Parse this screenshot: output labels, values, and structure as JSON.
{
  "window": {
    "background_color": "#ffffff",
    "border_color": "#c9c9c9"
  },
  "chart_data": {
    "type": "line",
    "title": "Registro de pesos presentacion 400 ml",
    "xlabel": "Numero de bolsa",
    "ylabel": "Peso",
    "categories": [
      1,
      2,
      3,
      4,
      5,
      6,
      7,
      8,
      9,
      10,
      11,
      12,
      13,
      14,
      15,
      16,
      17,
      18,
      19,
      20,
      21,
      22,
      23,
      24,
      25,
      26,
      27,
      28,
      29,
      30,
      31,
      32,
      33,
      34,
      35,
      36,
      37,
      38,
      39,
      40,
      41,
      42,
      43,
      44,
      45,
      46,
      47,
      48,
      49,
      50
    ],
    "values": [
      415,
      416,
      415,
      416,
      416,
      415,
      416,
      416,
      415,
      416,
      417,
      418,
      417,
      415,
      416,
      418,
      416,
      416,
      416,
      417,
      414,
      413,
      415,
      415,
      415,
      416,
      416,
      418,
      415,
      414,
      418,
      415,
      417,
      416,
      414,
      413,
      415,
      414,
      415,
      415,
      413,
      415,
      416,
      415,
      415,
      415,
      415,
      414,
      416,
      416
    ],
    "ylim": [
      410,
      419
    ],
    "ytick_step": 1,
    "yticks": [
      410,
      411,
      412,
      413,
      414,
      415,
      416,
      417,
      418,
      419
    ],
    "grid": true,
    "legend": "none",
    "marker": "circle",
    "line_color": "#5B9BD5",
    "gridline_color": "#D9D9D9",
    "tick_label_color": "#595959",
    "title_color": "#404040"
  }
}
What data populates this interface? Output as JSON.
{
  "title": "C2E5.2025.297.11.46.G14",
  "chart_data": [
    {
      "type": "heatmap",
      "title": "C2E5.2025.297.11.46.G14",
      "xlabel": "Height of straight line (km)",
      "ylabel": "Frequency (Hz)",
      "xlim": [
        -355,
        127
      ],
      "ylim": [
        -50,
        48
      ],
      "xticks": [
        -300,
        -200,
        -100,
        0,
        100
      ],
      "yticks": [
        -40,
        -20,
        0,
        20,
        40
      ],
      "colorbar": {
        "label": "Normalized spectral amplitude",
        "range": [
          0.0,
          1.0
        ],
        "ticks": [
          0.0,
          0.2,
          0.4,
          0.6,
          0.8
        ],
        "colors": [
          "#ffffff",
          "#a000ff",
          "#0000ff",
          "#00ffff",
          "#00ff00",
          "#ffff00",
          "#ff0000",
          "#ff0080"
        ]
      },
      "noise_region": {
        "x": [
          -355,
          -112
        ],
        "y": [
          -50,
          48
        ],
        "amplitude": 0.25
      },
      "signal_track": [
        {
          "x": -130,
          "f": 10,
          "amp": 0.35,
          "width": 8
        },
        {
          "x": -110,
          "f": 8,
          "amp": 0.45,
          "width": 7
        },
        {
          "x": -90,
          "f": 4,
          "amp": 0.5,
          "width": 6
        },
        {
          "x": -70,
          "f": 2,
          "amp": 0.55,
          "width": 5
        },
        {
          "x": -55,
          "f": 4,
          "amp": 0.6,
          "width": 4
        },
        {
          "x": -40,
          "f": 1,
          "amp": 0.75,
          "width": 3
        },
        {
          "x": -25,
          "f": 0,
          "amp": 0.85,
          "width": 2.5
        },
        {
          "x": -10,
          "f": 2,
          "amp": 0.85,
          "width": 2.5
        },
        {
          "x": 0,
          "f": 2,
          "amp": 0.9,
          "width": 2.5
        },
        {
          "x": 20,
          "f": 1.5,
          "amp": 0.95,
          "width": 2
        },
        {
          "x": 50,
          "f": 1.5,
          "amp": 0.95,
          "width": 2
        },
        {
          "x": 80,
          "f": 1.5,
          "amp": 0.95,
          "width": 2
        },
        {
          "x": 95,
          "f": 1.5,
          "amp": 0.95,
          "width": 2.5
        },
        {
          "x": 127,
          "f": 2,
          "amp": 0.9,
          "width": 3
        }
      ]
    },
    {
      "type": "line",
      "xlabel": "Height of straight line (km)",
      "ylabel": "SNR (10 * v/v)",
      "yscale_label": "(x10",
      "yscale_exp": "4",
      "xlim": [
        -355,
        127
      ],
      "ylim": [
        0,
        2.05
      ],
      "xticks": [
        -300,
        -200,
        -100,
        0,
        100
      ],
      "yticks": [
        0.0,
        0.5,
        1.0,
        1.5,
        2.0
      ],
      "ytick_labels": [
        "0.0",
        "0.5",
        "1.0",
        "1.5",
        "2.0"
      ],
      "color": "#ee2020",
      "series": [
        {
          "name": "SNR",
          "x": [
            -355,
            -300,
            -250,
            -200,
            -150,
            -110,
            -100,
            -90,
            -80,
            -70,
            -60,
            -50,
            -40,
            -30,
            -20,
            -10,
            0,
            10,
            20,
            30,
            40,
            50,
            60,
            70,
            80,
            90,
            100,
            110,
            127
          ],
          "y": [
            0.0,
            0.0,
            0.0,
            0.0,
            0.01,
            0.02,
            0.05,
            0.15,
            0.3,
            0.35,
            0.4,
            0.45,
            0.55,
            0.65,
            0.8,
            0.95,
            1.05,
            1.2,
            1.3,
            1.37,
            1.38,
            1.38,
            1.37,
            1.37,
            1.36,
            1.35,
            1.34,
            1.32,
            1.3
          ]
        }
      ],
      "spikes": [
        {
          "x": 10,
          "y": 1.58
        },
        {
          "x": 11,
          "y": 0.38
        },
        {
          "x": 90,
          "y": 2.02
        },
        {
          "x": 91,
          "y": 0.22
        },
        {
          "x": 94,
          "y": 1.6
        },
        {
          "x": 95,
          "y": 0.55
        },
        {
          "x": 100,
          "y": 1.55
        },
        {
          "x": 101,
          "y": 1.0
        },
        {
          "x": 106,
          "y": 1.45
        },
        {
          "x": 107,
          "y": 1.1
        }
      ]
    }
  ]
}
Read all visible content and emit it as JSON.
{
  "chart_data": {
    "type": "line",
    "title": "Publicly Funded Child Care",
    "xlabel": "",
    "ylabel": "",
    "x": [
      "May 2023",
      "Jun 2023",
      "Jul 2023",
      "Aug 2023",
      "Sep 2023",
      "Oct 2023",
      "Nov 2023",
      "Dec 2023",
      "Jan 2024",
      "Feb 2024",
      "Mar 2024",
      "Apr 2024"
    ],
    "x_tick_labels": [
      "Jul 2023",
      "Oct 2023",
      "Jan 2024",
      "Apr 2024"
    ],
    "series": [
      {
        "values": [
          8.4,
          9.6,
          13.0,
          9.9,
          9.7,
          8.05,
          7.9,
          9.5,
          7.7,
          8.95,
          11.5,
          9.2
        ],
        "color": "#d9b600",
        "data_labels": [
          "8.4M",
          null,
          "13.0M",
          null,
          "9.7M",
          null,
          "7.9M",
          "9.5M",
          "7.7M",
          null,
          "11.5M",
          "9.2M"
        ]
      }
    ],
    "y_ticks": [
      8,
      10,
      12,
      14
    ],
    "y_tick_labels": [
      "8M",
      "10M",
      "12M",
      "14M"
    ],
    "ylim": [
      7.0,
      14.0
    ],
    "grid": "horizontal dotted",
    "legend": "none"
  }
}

====

Requirements => Transcribe the entire listing above precisely.

Result of this task =>
Parse this screenshot: output labels, values, and structure as JSON.
{
  "window": {
    "background_color": "#ffffff",
    "border_color": "#c9c9c9"
  },
  "chart_data": {
    "type": "line",
    "title": "Registro de pesos presentacion 400 ml",
    "xlabel": "Numero de bolsa",
    "ylabel": "Peso",
    "categories": [
      1,
      2,
      3,
      4,
      5,
      6,
      7,
      8,
      9,
      10,
      11,
      12,
      13,
      14,
      15,
      16,
      17,
      18,
      19,
      20,
      21,
      22,
      23,
      24,
      25,
      26,
      27,
      28,
      29,
      30,
      31,
      32,
      33,
      34,
      35,
      36,
      37,
      38,
      39,
      40,
      41,
      42,
      43,
      44,
      45,
      46,
      47,
      48,
      49,
      50
    ],
    "values": [
      415,
      416,
      415,
      416,
      416,
      415,
      416,
      416,
      415,
      416,
      417,
      418,
      417,
      415,
      416,
      418,
      416,
      416,
      416,
      417,
      414,
      413,
      415,
      415,
      415,
      416,
      416,
      418,
      415,
      414,
      418,
      415,
      417,
      416,
      414,
      413,
      415,
      414,
      415,
      415,
      413,
      415,
      416,
      415,
      415,
      415,
      415,
      414,
      416,
      416
    ],
    "ylim": [
      410,
      419
    ],
    "ytick_step": 1,
    "yticks": [
      410,
      411,
      412,
      413,
      414,
      415,
      416,
      417,
      418,
      419
    ],
    "grid": true,
    "legend": "none",
    "marker": "circle",
    "line_color": "#5B9BD5",
    "gridline_color": "#D9D9D9",
    "tick_label_color": "#595959",
    "title_color": "#404040"
  }
}
What data populates this interface? Output as JSON.
{
  "title": "C2E5.2025.297.11.46.G14",
  "chart_data": [
    {
      "type": "heatmap",
      "title": "C2E5.2025.297.11.46.G14",
      "xlabel": "Height of straight line (km)",
      "ylabel": "Frequency (Hz)",
      "xlim": [
        -355,
        127
      ],
      "ylim": [
        -50,
        48
      ],
      "xticks": [
        -300,
        -200,
        -100,
        0,
        100
      ],
      "yticks": [
        -40,
        -20,
        0,
        20,
        40
      ],
      "colorbar": {
        "label": "Normalized spectral amplitude",
        "range": [
          0.0,
          1.0
        ],
        "ticks": [
          0.0,
          0.2,
          0.4,
          0.6,
          0.8
        ],
        "colors": [
          "#ffffff",
          "#a000ff",
          "#0000ff",
          "#00ffff",
          "#00ff00",
          "#ffff00",
          "#ff0000",
          "#ff0080"
        ]
      },
      "noise_region": {
        "x": [
          -355,
          -112
        ],
        "y": [
          -50,
          48
        ],
        "amplitude": 0.25
      },
      "signal_track": [
        {
          "x": -130,
          "f": 10,
          "amp": 0.35,
          "width": 8
        },
        {
          "x": -110,
          "f": 8,
          "amp": 0.45,
          "width": 7
        },
        {
          "x": -90,
          "f": 4,
          "amp": 0.5,
          "width": 6
        },
        {
          "x": -70,
          "f": 2,
          "amp": 0.55,
          "width": 5
        },
        {
          "x": -55,
          "f": 4,
          "amp": 0.6,
          "width": 4
        },
        {
          "x": -40,
          "f": 1,
          "amp": 0.75,
          "width": 3
        },
        {
          "x": -25,
          "f": 0,
          "amp": 0.85,
          "width": 2.5
        },
        {
          "x": -10,
          "f": 2,
          "amp": 0.85,
          "width": 2.5
        },
        {
          "x": 0,
          "f": 2,
          "amp": 0.9,
          "width": 2.5
        },
        {
          "x": 20,
          "f": 1.5,
          "amp": 0.95,
          "width": 2
        },
        {
          "x": 50,
          "f": 1.5,
          "amp": 0.95,
          "width": 2
        },
        {
          "x": 80,
          "f": 1.5,
          "amp": 0.95,
          "width": 2
        },
        {
          "x": 95,
          "f": 1.5,
          "amp": 0.95,
          "width": 2.5
        },
        {
          "x": 127,
          "f": 2,
          "amp": 0.9,
          "width": 3
        }
      ]
    },
    {
      "type": "line",
      "xlabel": "Height of straight line (km)",
      "ylabel": "SNR (10 * v/v)",
      "yscale_label": "(x10",
      "yscale_exp": "4",
      "xlim": [
        -355,
        127
      ],
      "ylim": [
        0,
        2.05
      ],
      "xticks": [
        -300,
        -200,
        -100,
        0,
        100
      ],
      "yticks": [
        0.0,
        0.5,
        1.0,
        1.5,
        2.0
      ],
      "ytick_labels": [
        "0.0",
        "0.5",
        "1.0",
        "1.5",
        "2.0"
      ],
      "color": "#ee2020",
      "series": [
        {
          "name": "SNR",
          "x": [
            -355,
            -300,
            -250,
            -200,
            -150,
            -110,
            -100,
            -90,
            -80,
            -70,
            -60,
            -50,
            -40,
            -30,
            -20,
            -10,
            0,
            10,
            20,
            30,
            40,
            50,
            60,
            70,
            80,
            90,
            100,
            110,
            127
          ],
          "y": [
            0.0,
            0.0,
            0.0,
            0.0,
            0.01,
            0.02,
            0.05,
            0.15,
            0.3,
            0.35,
            0.4,
            0.45,
            0.55,
            0.65,
            0.8,
            0.95,
            1.05,
            1.2,
            1.3,
            1.37,
            1.38,
            1.38,
            1.37,
            1.37,
            1.36,
            1.35,
            1.34,
            1.32,
            1.3
          ]
        }
      ],
      "spikes": [
        {
          "x": 10,
          "y": 1.58
        },
        {
          "x": 11,
          "y": 0.38
        },
        {
          "x": 90,
          "y": 2.02
        },
        {
          "x": 91,
          "y": 0.22
        },
        {
          "x": 94,
          "y": 1.6
        },
        {
          "x": 95,
          "y": 0.55
        },
        {
          "x": 100,
          "y": 1.55
        },
        {
          "x": 101,
          "y": 1.0
        },
        {
          "x": 106,
          "y": 1.45
        },
        {
          "x": 107,
          "y": 1.1
        }
      ]
    }
  ]
}
Read all visible content and emit it as JSON.
{
  "chart_data": {
    "type": "line",
    "title": "Publicly Funded Child Care",
    "xlabel": "",
    "ylabel": "",
    "x": [
      "May 2023",
      "Jun 2023",
      "Jul 2023",
      "Aug 2023",
      "Sep 2023",
      "Oct 2023",
      "Nov 2023",
      "Dec 2023",
      "Jan 2024",
      "Feb 2024",
      "Mar 2024",
      "Apr 2024"
    ],
    "x_tick_labels": [
      "Jul 2023",
      "Oct 2023",
      "Jan 2024",
      "Apr 2024"
    ],
    "series": [
      {
        "values": [
          8.4,
          9.6,
          13.0,
          9.9,
          9.7,
          8.05,
          7.9,
          9.5,
          7.7,
          8.95,
          11.5,
          9.2
        ],
        "color": "#d9b600",
        "data_labels": [
          "8.4M",
          null,
          "13.0M",
          null,
          "9.7M",
          null,
          "7.9M",
          "9.5M",
          "7.7M",
          null,
          "11.5M",
          "9.2M"
        ]
      }
    ],
    "y_ticks": [
      8,
      10,
      12,
      14
    ],
    "y_tick_labels": [
      "8M",
      "10M",
      "12M",
      "14M"
    ],
    "ylim": [
      7.0,
      14.0
    ],
    "grid": "horizontal dotted",
    "legend": "none"
  }
}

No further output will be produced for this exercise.